■ **SHORT EXERCISE**:
Report every line from the material that contains the word "معمر".

■ **RECORDS PROVIDED**:

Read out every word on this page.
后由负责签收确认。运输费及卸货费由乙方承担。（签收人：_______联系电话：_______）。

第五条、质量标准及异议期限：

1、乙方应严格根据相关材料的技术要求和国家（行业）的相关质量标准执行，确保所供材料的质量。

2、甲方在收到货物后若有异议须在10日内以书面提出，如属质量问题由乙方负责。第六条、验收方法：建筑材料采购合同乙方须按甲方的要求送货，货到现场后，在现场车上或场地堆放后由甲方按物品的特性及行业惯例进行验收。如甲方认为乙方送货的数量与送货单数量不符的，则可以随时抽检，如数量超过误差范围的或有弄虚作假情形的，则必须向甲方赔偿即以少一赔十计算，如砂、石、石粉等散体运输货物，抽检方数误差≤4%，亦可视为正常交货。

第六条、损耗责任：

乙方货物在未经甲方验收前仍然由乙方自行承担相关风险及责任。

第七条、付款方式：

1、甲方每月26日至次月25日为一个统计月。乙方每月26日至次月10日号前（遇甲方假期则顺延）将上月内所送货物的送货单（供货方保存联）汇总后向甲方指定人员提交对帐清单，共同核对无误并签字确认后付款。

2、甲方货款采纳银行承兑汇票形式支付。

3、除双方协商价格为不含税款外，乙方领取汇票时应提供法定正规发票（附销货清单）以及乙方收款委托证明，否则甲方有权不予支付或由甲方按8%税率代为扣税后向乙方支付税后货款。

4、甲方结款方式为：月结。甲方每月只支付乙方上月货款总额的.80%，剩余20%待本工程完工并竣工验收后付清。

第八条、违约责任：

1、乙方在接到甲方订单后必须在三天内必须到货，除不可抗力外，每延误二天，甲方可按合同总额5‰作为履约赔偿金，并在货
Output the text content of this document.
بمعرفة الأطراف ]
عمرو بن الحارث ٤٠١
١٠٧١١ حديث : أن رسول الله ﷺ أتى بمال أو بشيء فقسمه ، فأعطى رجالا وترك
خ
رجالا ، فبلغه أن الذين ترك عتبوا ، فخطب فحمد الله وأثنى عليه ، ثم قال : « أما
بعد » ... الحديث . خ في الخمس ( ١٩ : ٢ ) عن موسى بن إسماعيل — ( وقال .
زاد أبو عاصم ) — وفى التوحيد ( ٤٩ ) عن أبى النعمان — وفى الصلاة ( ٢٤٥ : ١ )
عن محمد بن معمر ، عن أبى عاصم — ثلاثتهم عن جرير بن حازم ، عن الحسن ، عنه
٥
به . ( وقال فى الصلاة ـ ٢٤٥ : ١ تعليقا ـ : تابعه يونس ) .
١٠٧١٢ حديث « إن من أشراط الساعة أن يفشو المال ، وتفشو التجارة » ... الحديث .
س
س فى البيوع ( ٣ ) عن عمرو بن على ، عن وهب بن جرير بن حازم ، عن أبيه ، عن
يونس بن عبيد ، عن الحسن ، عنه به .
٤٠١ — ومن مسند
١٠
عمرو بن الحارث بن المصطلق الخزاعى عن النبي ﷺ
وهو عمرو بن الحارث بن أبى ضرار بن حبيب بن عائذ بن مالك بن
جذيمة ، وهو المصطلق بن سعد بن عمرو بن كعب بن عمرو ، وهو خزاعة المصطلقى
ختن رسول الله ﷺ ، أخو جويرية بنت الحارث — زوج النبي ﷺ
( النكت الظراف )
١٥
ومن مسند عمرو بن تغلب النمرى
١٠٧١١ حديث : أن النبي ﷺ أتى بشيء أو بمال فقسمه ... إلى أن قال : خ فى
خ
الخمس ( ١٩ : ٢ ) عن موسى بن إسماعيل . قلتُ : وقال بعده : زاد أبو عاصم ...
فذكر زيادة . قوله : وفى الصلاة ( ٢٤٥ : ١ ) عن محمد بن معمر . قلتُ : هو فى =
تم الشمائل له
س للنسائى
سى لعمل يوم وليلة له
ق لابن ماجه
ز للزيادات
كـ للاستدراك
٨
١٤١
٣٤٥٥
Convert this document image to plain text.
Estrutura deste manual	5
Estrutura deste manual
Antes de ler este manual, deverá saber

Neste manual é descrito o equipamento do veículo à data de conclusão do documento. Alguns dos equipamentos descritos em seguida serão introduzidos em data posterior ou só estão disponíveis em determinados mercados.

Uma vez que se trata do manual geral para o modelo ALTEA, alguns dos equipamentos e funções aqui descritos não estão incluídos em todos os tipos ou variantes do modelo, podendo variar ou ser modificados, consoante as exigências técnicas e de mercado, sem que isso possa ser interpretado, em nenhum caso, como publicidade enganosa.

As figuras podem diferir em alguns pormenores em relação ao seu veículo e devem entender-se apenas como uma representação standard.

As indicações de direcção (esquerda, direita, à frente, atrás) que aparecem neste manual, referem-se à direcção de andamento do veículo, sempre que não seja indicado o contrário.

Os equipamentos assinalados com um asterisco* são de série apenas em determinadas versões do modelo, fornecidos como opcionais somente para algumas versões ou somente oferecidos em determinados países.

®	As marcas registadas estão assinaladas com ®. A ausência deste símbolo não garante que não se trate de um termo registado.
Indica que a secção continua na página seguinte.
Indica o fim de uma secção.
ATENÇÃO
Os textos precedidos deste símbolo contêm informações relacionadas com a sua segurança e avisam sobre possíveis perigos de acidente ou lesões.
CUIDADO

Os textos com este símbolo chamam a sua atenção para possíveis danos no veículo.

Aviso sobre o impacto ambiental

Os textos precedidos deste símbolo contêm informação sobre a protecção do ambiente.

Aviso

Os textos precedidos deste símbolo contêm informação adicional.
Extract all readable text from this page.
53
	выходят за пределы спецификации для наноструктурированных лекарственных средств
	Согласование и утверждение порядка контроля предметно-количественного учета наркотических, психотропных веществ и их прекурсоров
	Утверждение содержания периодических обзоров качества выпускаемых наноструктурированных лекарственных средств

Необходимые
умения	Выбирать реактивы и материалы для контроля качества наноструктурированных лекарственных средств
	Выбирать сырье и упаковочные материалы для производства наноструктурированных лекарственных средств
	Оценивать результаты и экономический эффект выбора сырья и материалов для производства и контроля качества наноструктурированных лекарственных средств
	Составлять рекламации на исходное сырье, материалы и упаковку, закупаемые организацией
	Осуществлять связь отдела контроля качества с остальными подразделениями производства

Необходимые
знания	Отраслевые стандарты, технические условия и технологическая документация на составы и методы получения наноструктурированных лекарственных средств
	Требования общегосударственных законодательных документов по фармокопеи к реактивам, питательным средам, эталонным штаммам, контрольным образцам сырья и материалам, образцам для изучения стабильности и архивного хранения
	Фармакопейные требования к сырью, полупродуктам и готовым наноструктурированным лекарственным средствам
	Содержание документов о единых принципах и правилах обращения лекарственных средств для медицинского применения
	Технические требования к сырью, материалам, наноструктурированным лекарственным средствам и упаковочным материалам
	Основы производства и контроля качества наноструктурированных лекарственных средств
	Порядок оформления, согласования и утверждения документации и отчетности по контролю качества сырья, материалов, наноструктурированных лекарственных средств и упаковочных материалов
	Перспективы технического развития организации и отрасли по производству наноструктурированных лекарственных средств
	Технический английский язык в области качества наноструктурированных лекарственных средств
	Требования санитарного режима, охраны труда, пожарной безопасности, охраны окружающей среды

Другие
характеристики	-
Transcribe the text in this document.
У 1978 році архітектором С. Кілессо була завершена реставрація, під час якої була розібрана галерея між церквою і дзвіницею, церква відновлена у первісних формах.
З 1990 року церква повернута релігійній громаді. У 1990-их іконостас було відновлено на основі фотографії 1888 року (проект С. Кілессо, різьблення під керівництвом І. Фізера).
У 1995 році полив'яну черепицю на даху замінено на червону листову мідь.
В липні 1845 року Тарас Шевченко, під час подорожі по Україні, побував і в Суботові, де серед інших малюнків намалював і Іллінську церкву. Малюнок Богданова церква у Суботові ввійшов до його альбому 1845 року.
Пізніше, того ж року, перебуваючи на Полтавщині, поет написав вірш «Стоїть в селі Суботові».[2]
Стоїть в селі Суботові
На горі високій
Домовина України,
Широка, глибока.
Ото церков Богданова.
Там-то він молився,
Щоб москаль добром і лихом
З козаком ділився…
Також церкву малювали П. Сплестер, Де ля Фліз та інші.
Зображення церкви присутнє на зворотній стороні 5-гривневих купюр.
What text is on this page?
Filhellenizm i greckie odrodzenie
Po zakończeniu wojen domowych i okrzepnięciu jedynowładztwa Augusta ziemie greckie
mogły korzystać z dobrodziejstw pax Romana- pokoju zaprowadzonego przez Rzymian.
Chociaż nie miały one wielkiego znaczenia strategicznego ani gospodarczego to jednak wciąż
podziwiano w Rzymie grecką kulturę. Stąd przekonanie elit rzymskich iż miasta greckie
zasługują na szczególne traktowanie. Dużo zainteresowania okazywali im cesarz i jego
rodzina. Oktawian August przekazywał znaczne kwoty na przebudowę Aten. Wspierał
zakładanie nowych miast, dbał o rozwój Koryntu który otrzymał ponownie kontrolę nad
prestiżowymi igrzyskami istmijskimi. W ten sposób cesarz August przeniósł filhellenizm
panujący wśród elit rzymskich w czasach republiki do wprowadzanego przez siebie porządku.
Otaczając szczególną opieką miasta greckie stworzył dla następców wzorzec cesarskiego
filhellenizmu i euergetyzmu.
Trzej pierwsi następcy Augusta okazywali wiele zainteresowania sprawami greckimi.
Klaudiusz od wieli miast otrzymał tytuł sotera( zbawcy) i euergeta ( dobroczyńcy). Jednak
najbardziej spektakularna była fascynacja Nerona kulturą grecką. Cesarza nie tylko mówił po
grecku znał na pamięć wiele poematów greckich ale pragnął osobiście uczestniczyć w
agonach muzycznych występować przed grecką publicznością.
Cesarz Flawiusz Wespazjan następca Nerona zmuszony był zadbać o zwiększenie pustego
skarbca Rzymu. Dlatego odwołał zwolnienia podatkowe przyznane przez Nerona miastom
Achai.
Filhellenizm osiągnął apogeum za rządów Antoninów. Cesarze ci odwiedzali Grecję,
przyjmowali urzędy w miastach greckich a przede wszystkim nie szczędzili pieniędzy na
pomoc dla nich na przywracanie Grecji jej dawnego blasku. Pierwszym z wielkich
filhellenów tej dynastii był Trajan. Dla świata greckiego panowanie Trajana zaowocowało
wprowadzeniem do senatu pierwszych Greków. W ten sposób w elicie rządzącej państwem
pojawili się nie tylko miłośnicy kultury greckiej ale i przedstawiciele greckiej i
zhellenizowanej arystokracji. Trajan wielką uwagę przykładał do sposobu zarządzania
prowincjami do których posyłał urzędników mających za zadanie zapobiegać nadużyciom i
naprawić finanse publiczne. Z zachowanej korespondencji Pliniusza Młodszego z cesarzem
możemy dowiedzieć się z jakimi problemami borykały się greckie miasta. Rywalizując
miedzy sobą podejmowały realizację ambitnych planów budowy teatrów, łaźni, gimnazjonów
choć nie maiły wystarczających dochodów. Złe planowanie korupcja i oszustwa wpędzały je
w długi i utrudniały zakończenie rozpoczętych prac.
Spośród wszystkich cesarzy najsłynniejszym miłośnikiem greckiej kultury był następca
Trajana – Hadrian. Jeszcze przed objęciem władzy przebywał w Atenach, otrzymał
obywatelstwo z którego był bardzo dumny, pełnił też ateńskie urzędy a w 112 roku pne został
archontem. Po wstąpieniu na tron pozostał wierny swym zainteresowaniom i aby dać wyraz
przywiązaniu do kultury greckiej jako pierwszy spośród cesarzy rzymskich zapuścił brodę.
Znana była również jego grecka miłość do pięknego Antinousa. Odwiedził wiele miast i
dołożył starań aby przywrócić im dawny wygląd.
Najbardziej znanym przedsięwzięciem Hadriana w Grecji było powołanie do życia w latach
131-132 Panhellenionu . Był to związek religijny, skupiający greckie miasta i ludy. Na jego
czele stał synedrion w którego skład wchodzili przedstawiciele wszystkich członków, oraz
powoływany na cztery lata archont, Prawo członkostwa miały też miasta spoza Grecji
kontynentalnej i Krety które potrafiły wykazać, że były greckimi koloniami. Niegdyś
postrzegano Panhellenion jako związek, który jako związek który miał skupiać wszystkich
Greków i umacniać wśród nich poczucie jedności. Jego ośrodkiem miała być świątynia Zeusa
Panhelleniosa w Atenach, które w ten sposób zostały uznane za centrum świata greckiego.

■ **SOLUTION**:
عن محمد بن معمر ، عن أبى عاصم — ثلاثتهم عن جرير بن حازم ، عن الحسن ، عنه
فذكر زيادة . قوله : وفى الصلاة ( ٢٤٥ : ١ ) عن محمد بن معمر . قلتُ : هو فى =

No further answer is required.